Exercise details: Write the data out again exactly, with no pictures.

Data records
· · ·
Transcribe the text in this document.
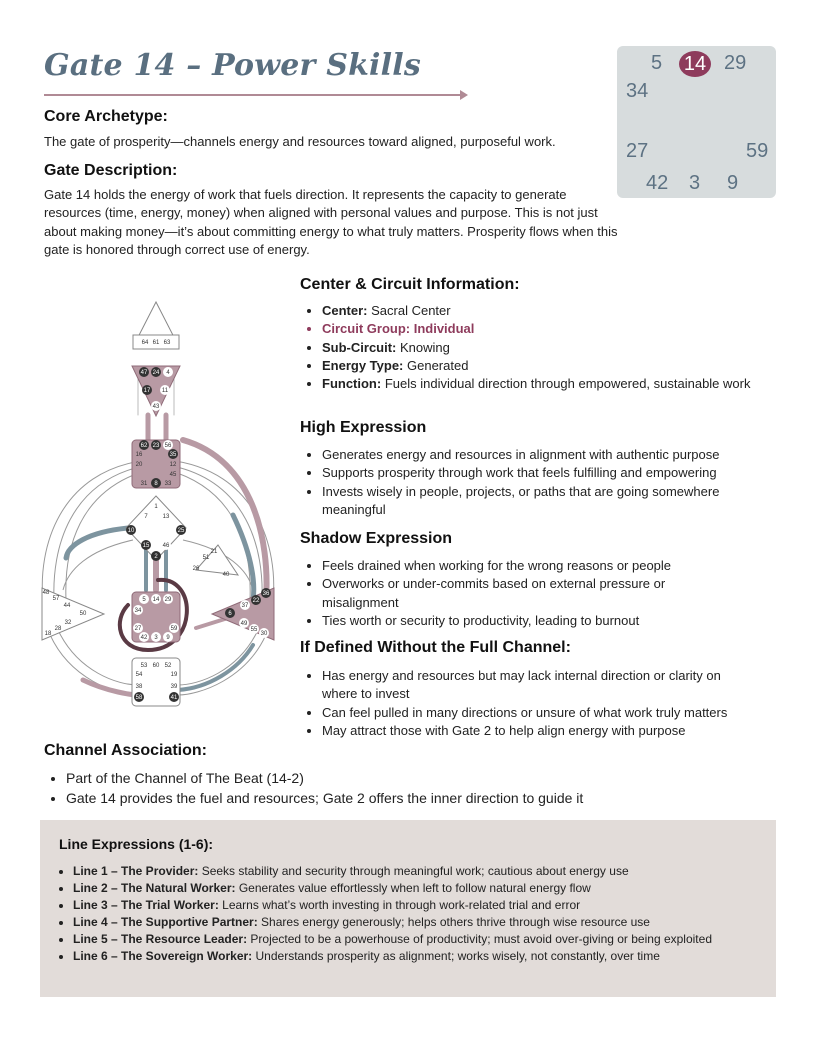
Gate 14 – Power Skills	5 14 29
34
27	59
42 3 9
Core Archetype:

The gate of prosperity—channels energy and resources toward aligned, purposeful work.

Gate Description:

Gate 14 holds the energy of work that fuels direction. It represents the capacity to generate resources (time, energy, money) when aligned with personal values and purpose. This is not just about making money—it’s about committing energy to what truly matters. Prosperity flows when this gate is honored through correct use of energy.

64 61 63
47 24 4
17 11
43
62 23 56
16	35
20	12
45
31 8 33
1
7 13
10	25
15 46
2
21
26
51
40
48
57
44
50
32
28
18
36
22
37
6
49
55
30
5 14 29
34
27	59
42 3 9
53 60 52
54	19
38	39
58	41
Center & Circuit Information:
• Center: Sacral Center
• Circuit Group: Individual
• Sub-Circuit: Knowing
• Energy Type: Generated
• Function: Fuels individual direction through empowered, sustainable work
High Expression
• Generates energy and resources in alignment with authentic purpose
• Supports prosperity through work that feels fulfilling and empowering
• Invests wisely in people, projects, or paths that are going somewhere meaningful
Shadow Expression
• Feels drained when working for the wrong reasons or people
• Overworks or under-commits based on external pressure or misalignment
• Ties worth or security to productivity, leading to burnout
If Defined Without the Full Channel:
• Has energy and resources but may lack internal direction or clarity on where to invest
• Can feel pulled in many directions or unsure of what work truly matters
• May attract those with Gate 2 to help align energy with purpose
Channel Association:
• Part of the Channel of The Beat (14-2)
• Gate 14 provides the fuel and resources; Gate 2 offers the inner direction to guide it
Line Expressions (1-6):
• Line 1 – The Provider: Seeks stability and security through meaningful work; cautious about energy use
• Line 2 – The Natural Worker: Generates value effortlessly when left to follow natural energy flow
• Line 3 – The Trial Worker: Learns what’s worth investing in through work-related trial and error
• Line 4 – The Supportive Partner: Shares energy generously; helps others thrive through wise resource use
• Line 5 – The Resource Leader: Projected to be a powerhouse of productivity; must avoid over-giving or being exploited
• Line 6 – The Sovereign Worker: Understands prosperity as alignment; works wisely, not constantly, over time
· · ·
Solution for this problem:
Transcribe the text in this document.
Gate 14 – Power Skills	5 14 29
34
27	59
42 3 9
Core Archetype:

The gate of prosperity—channels energy and resources toward aligned, purposeful work.

Gate Description:

Gate 14 holds the energy of work that fuels direction. It represents the capacity to generate resources (time, energy, money) when aligned with personal values and purpose. This is not just about making money—it’s about committing energy to what truly matters. Prosperity flows when this gate is honored through correct use of energy.

64 61 63
47 24 4
17 11
43
62 23 56
16	35
20	12
45
31 8 33
1
7 13
10	25
15 46
2
21
26
51
40
48
57
44
50
32
28
18
36
22
37
6
49
55
30
5 14 29
34
27	59
42 3 9
53 60 52
54	19
38	39
58	41
Center & Circuit Information:
• Center: Sacral Center
• Circuit Group: Individual
• Sub-Circuit: Knowing
• Energy Type: Generated
• Function: Fuels individual direction through empowered, sustainable work
High Expression
• Generates energy and resources in alignment with authentic purpose
• Supports prosperity through work that feels fulfilling and empowering
• Invests wisely in people, projects, or paths that are going somewhere meaningful
Shadow Expression
• Feels drained when working for the wrong reasons or people
• Overworks or under-commits based on external pressure or misalignment
• Ties worth or security to productivity, leading to burnout
If Defined Without the Full Channel:
• Has energy and resources but may lack internal direction or clarity on where to invest
• Can feel pulled in many directions or unsure of what work truly matters
• May attract those with Gate 2 to help align energy with purpose
Channel Association:
• Part of the Channel of The Beat (14-2)
• Gate 14 provides the fuel and resources; Gate 2 offers the inner direction to guide it
Line Expressions (1-6):
• Line 1 – The Provider: Seeks stability and security through meaningful work; cautious about energy use
• Line 2 – The Natural Worker: Generates value effortlessly when left to follow natural energy flow
• Line 3 – The Trial Worker: Learns what’s worth investing in through work-related trial and error
• Line 4 – The Supportive Partner: Shares energy generously; helps others thrive through wise resource use
• Line 5 – The Resource Leader: Projected to be a powerhouse of productivity; must avoid over-giving or being exploited
• Line 6 – The Sovereign Worker: Understands prosperity as alignment; works wisely, not constantly, over time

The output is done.